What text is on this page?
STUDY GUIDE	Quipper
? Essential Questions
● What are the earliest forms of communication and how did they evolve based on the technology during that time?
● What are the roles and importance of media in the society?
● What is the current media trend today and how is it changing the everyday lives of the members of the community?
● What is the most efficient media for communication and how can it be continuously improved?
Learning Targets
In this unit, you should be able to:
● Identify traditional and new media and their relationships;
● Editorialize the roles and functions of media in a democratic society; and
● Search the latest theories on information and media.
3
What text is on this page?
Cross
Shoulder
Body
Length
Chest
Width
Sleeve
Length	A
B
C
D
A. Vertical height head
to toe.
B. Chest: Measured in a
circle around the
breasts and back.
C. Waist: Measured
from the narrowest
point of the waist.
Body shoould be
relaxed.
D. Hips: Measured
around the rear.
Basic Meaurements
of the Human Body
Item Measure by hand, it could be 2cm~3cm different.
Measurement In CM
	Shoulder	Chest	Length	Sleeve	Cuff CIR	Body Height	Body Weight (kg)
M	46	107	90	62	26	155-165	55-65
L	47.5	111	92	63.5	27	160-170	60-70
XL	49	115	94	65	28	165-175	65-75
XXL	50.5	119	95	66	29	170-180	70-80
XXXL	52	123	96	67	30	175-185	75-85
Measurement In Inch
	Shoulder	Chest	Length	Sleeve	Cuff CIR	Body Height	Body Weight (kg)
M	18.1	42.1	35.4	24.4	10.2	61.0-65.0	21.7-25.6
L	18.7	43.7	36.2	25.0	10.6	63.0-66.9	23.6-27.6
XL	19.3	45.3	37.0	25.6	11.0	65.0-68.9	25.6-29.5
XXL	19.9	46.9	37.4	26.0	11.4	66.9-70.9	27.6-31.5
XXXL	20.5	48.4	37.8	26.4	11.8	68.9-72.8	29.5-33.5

----------------------------------------

- _What is needed_: Send back all of the entries exactly, with nothing missing.

- _Task output_:
What text is on this page?
STUDY GUIDE	Quipper
? Essential Questions
● What are the earliest forms of communication and how did they evolve based on the technology during that time?
● What are the roles and importance of media in the society?
● What is the current media trend today and how is it changing the everyday lives of the members of the community?
● What is the most efficient media for communication and how can it be continuously improved?
Learning Targets
In this unit, you should be able to:
● Identify traditional and new media and their relationships;
● Editorialize the roles and functions of media in a democratic society; and
● Search the latest theories on information and media.
3
What text is on this page?
Cross
Shoulder
Body
Length
Chest
Width
Sleeve
Length	A
B
C
D
A. Vertical height head
to toe.
B. Chest: Measured in a
circle around the
breasts and back.
C. Waist: Measured
from the narrowest
point of the waist.
Body shoould be
relaxed.
D. Hips: Measured
around the rear.
Basic Meaurements
of the Human Body
Item Measure by hand, it could be 2cm~3cm different.
Measurement In CM
	Shoulder	Chest	Length	Sleeve	Cuff CIR	Body Height	Body Weight (kg)
M	46	107	90	62	26	155-165	55-65
L	47.5	111	92	63.5	27	160-170	60-70
XL	49	115	94	65	28	165-175	65-75
XXL	50.5	119	95	66	29	170-180	70-80
XXXL	52	123	96	67	30	175-185	75-85
Measurement In Inch
	Shoulder	Chest	Length	Sleeve	Cuff CIR	Body Height	Body Weight (kg)
M	18.1	42.1	35.4	24.4	10.2	61.0-65.0	21.7-25.6
L	18.7	43.7	36.2	25.0	10.6	63.0-66.9	23.6-27.6
XL	19.3	45.3	37.0	25.6	11.0	65.0-68.9	25.6-29.5
XXL	19.9	46.9	37.4	26.0	11.4	66.9-70.9	27.6-31.5
XXXL	20.5	48.4	37.8	26.4	11.8	68.9-72.8	29.5-33.5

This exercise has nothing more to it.